Requirement | Repeat every entry word for word, but leave the images out of your copy.

Materials provided |
■ ■ ■ ■

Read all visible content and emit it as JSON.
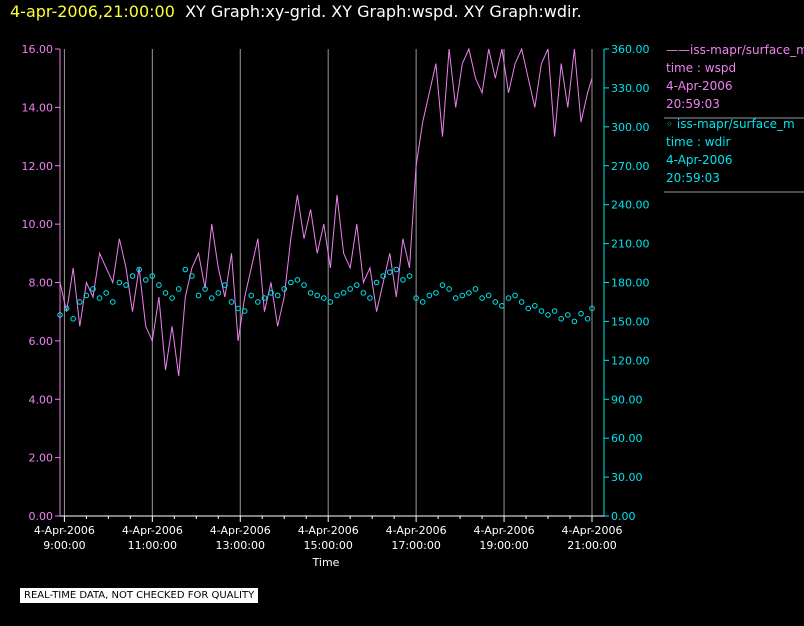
{
  "header": {
    "timestamp": "4-apr-2006,21:00:00",
    "graph_titles": "XY Graph:xy-grid.  XY Graph:wspd.  XY Graph:wdir."
  },
  "notice": "REAL-TIME DATA, NOT CHECKED FOR QUALITY",
  "colors": {
    "wspd": "#ee82ee",
    "wdir": "#00e5ee",
    "grid": "#999999",
    "axis": "#ffffff"
  },
  "legend": [
    {
      "line": "——iss-mapr/surface_m",
      "label": "time : wspd",
      "date": "4-Apr-2006",
      "time": "20:59:03"
    },
    {
      "line": "◦  iss-mapr/surface_m",
      "label": "time : wdir",
      "date": "4-Apr-2006",
      "time": "20:59:03"
    }
  ],
  "chart_data": {
    "type": "line",
    "xlabel": "Time",
    "x_range_hours": [
      8.9,
      21.0
    ],
    "x_ticks": [
      {
        "date": "4-Apr-2006",
        "time": "9:00:00",
        "hour": 9
      },
      {
        "date": "4-Apr-2006",
        "time": "11:00:00",
        "hour": 11
      },
      {
        "date": "4-Apr-2006",
        "time": "13:00:00",
        "hour": 13
      },
      {
        "date": "4-Apr-2006",
        "time": "15:00:00",
        "hour": 15
      },
      {
        "date": "4-Apr-2006",
        "time": "17:00:00",
        "hour": 17
      },
      {
        "date": "4-Apr-2006",
        "time": "19:00:00",
        "hour": 19
      },
      {
        "date": "4-Apr-2006",
        "time": "21:00:00",
        "hour": 21
      }
    ],
    "y_left": {
      "range": [
        0,
        16
      ],
      "ticks": [
        "0.00",
        "2.00",
        "4.00",
        "6.00",
        "8.00",
        "10.00",
        "12.00",
        "14.00",
        "16.00"
      ]
    },
    "y_right": {
      "range": [
        0,
        360
      ],
      "ticks": [
        "0.00",
        "30.00",
        "60.00",
        "90.00",
        "120.00",
        "150.00",
        "180.00",
        "210.00",
        "240.00",
        "270.00",
        "300.00",
        "330.00",
        "360.00"
      ]
    },
    "series": [
      {
        "name": "iss-mapr/surface_m",
        "axis": "left",
        "style": "line",
        "x": [
          8.9,
          9.05,
          9.2,
          9.35,
          9.5,
          9.65,
          9.8,
          9.95,
          10.1,
          10.25,
          10.4,
          10.55,
          10.7,
          10.85,
          11.0,
          11.15,
          11.3,
          11.45,
          11.6,
          11.75,
          11.9,
          12.05,
          12.2,
          12.35,
          12.5,
          12.65,
          12.8,
          12.95,
          13.1,
          13.25,
          13.4,
          13.55,
          13.7,
          13.85,
          14.0,
          14.15,
          14.3,
          14.45,
          14.6,
          14.75,
          14.9,
          15.05,
          15.2,
          15.35,
          15.5,
          15.65,
          15.8,
          15.95,
          16.1,
          16.25,
          16.4,
          16.55,
          16.7,
          16.85,
          17.0,
          17.15,
          17.3,
          17.45,
          17.6,
          17.75,
          17.9,
          18.05,
          18.2,
          18.35,
          18.5,
          18.65,
          18.8,
          18.95,
          19.1,
          19.25,
          19.4,
          19.55,
          19.7,
          19.85,
          20.0,
          20.15,
          20.3,
          20.45,
          20.6,
          20.75,
          20.9,
          21.0
        ],
        "values": [
          8.0,
          7.0,
          8.5,
          6.5,
          8.0,
          7.5,
          9.0,
          8.5,
          8.0,
          9.5,
          8.5,
          7.0,
          8.5,
          6.5,
          6.0,
          7.5,
          5.0,
          6.5,
          4.8,
          7.5,
          8.5,
          9.0,
          7.8,
          10.0,
          8.5,
          7.5,
          9.0,
          6.0,
          7.5,
          8.5,
          9.5,
          7.0,
          8.0,
          6.5,
          7.5,
          9.5,
          11.0,
          9.5,
          10.5,
          9.0,
          10.0,
          8.5,
          11.0,
          9.0,
          8.5,
          10.0,
          8.0,
          8.5,
          7.0,
          8.0,
          9.0,
          7.5,
          9.5,
          8.5,
          12.0,
          13.5,
          14.5,
          15.5,
          13.0,
          16.0,
          14.0,
          15.5,
          16.0,
          15.0,
          14.5,
          16.0,
          15.0,
          16.0,
          14.5,
          15.5,
          16.0,
          15.0,
          14.0,
          15.5,
          16.0,
          13.0,
          15.5,
          14.0,
          16.0,
          13.5,
          14.5,
          15.0
        ]
      },
      {
        "name": "iss-mapr/surface_m",
        "axis": "right",
        "style": "points",
        "x": [
          8.9,
          9.05,
          9.2,
          9.35,
          9.5,
          9.65,
          9.8,
          9.95,
          10.1,
          10.25,
          10.4,
          10.55,
          10.7,
          10.85,
          11.0,
          11.15,
          11.3,
          11.45,
          11.6,
          11.75,
          11.9,
          12.05,
          12.2,
          12.35,
          12.5,
          12.65,
          12.8,
          12.95,
          13.1,
          13.25,
          13.4,
          13.55,
          13.7,
          13.85,
          14.0,
          14.15,
          14.3,
          14.45,
          14.6,
          14.75,
          14.9,
          15.05,
          15.2,
          15.35,
          15.5,
          15.65,
          15.8,
          15.95,
          16.1,
          16.25,
          16.4,
          16.55,
          16.7,
          16.85,
          17.0,
          17.15,
          17.3,
          17.45,
          17.6,
          17.75,
          17.9,
          18.05,
          18.2,
          18.35,
          18.5,
          18.65,
          18.8,
          18.95,
          19.1,
          19.25,
          19.4,
          19.55,
          19.7,
          19.85,
          20.0,
          20.15,
          20.3,
          20.45,
          20.6,
          20.75,
          20.9,
          21.0
        ],
        "values": [
          155,
          160,
          152,
          165,
          170,
          175,
          168,
          172,
          165,
          180,
          178,
          185,
          190,
          182,
          185,
          178,
          172,
          168,
          175,
          190,
          185,
          170,
          175,
          168,
          172,
          178,
          165,
          160,
          158,
          170,
          165,
          168,
          172,
          170,
          175,
          180,
          182,
          178,
          172,
          170,
          168,
          165,
          170,
          172,
          175,
          178,
          172,
          168,
          180,
          185,
          188,
          190,
          182,
          185,
          168,
          165,
          170,
          172,
          178,
          175,
          168,
          170,
          172,
          175,
          168,
          170,
          165,
          162,
          168,
          170,
          165,
          160,
          162,
          158,
          155,
          158,
          152,
          155,
          150,
          156,
          152,
          160
        ]
      }
    ]
  }
}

■ ■ ■ ■

Result |
Read all visible content and emit it as JSON.
{
  "header": {
    "timestamp": "4-apr-2006,21:00:00",
    "graph_titles": "XY Graph:xy-grid.  XY Graph:wspd.  XY Graph:wdir."
  },
  "notice": "REAL-TIME DATA, NOT CHECKED FOR QUALITY",
  "colors": {
    "wspd": "#ee82ee",
    "wdir": "#00e5ee",
    "grid": "#999999",
    "axis": "#ffffff"
  },
  "legend": [
    {
      "line": "——iss-mapr/surface_m",
      "label": "time : wspd",
      "date": "4-Apr-2006",
      "time": "20:59:03"
    },
    {
      "line": "◦  iss-mapr/surface_m",
      "label": "time : wdir",
      "date": "4-Apr-2006",
      "time": "20:59:03"
    }
  ],
  "chart_data": {
    "type": "line",
    "xlabel": "Time",
    "x_range_hours": [
      8.9,
      21.0
    ],
    "x_ticks": [
      {
        "date": "4-Apr-2006",
        "time": "9:00:00",
        "hour": 9
      },
      {
        "date": "4-Apr-2006",
        "time": "11:00:00",
        "hour": 11
      },
      {
        "date": "4-Apr-2006",
        "time": "13:00:00",
        "hour": 13
      },
      {
        "date": "4-Apr-2006",
        "time": "15:00:00",
        "hour": 15
      },
      {
        "date": "4-Apr-2006",
        "time": "17:00:00",
        "hour": 17
      },
      {
        "date": "4-Apr-2006",
        "time": "19:00:00",
        "hour": 19
      },
      {
        "date": "4-Apr-2006",
        "time": "21:00:00",
        "hour": 21
      }
    ],
    "y_left": {
      "range": [
        0,
        16
      ],
      "ticks": [
        "0.00",
        "2.00",
        "4.00",
        "6.00",
        "8.00",
        "10.00",
        "12.00",
        "14.00",
        "16.00"
      ]
    },
    "y_right": {
      "range": [
        0,
        360
      ],
      "ticks": [
        "0.00",
        "30.00",
        "60.00",
        "90.00",
        "120.00",
        "150.00",
        "180.00",
        "210.00",
        "240.00",
        "270.00",
        "300.00",
        "330.00",
        "360.00"
      ]
    },
    "series": [
      {
        "name": "iss-mapr/surface_m",
        "axis": "left",
        "style": "line",
        "x": [
          8.9,
          9.05,
          9.2,
          9.35,
          9.5,
          9.65,
          9.8,
          9.95,
          10.1,
          10.25,
          10.4,
          10.55,
          10.7,
          10.85,
          11.0,
          11.15,
          11.3,
          11.45,
          11.6,
          11.75,
          11.9,
          12.05,
          12.2,
          12.35,
          12.5,
          12.65,
          12.8,
          12.95,
          13.1,
          13.25,
          13.4,
          13.55,
          13.7,
          13.85,
          14.0,
          14.15,
          14.3,
          14.45,
          14.6,
          14.75,
          14.9,
          15.05,
          15.2,
          15.35,
          15.5,
          15.65,
          15.8,
          15.95,
          16.1,
          16.25,
          16.4,
          16.55,
          16.7,
          16.85,
          17.0,
          17.15,
          17.3,
          17.45,
          17.6,
          17.75,
          17.9,
          18.05,
          18.2,
          18.35,
          18.5,
          18.65,
          18.8,
          18.95,
          19.1,
          19.25,
          19.4,
          19.55,
          19.7,
          19.85,
          20.0,
          20.15,
          20.3,
          20.45,
          20.6,
          20.75,
          20.9,
          21.0
        ],
        "values": [
          8.0,
          7.0,
          8.5,
          6.5,
          8.0,
          7.5,
          9.0,
          8.5,
          8.0,
          9.5,
          8.5,
          7.0,
          8.5,
          6.5,
          6.0,
          7.5,
          5.0,
          6.5,
          4.8,
          7.5,
          8.5,
          9.0,
          7.8,
          10.0,
          8.5,
          7.5,
          9.0,
          6.0,
          7.5,
          8.5,
          9.5,
          7.0,
          8.0,
          6.5,
          7.5,
          9.5,
          11.0,
          9.5,
          10.5,
          9.0,
          10.0,
          8.5,
          11.0,
          9.0,
          8.5,
          10.0,
          8.0,
          8.5,
          7.0,
          8.0,
          9.0,
          7.5,
          9.5,
          8.5,
          12.0,
          13.5,
          14.5,
          15.5,
          13.0,
          16.0,
          14.0,
          15.5,
          16.0,
          15.0,
          14.5,
          16.0,
          15.0,
          16.0,
          14.5,
          15.5,
          16.0,
          15.0,
          14.0,
          15.5,
          16.0,
          13.0,
          15.5,
          14.0,
          16.0,
          13.5,
          14.5,
          15.0
        ]
      },
      {
        "name": "iss-mapr/surface_m",
        "axis": "right",
        "style": "points",
        "x": [
          8.9,
          9.05,
          9.2,
          9.35,
          9.5,
          9.65,
          9.8,
          9.95,
          10.1,
          10.25,
          10.4,
          10.55,
          10.7,
          10.85,
          11.0,
          11.15,
          11.3,
          11.45,
          11.6,
          11.75,
          11.9,
          12.05,
          12.2,
          12.35,
          12.5,
          12.65,
          12.8,
          12.95,
          13.1,
          13.25,
          13.4,
          13.55,
          13.7,
          13.85,
          14.0,
          14.15,
          14.3,
          14.45,
          14.6,
          14.75,
          14.9,
          15.05,
          15.2,
          15.35,
          15.5,
          15.65,
          15.8,
          15.95,
          16.1,
          16.25,
          16.4,
          16.55,
          16.7,
          16.85,
          17.0,
          17.15,
          17.3,
          17.45,
          17.6,
          17.75,
          17.9,
          18.05,
          18.2,
          18.35,
          18.5,
          18.65,
          18.8,
          18.95,
          19.1,
          19.25,
          19.4,
          19.55,
          19.7,
          19.85,
          20.0,
          20.15,
          20.3,
          20.45,
          20.6,
          20.75,
          20.9,
          21.0
        ],
        "values": [
          155,
          160,
          152,
          165,
          170,
          175,
          168,
          172,
          165,
          180,
          178,
          185,
          190,
          182,
          185,
          178,
          172,
          168,
          175,
          190,
          185,
          170,
          175,
          168,
          172,
          178,
          165,
          160,
          158,
          170,
          165,
          168,
          172,
          170,
          175,
          180,
          182,
          178,
          172,
          170,
          168,
          165,
          170,
          172,
          175,
          178,
          172,
          168,
          180,
          185,
          188,
          190,
          182,
          185,
          168,
          165,
          170,
          172,
          178,
          175,
          168,
          170,
          172,
          175,
          168,
          170,
          165,
          162,
          168,
          170,
          165,
          160,
          162,
          158,
          155,
          158,
          152,
          155,
          150,
          156,
          152,
          160
        ]
      }
    ]
  }
}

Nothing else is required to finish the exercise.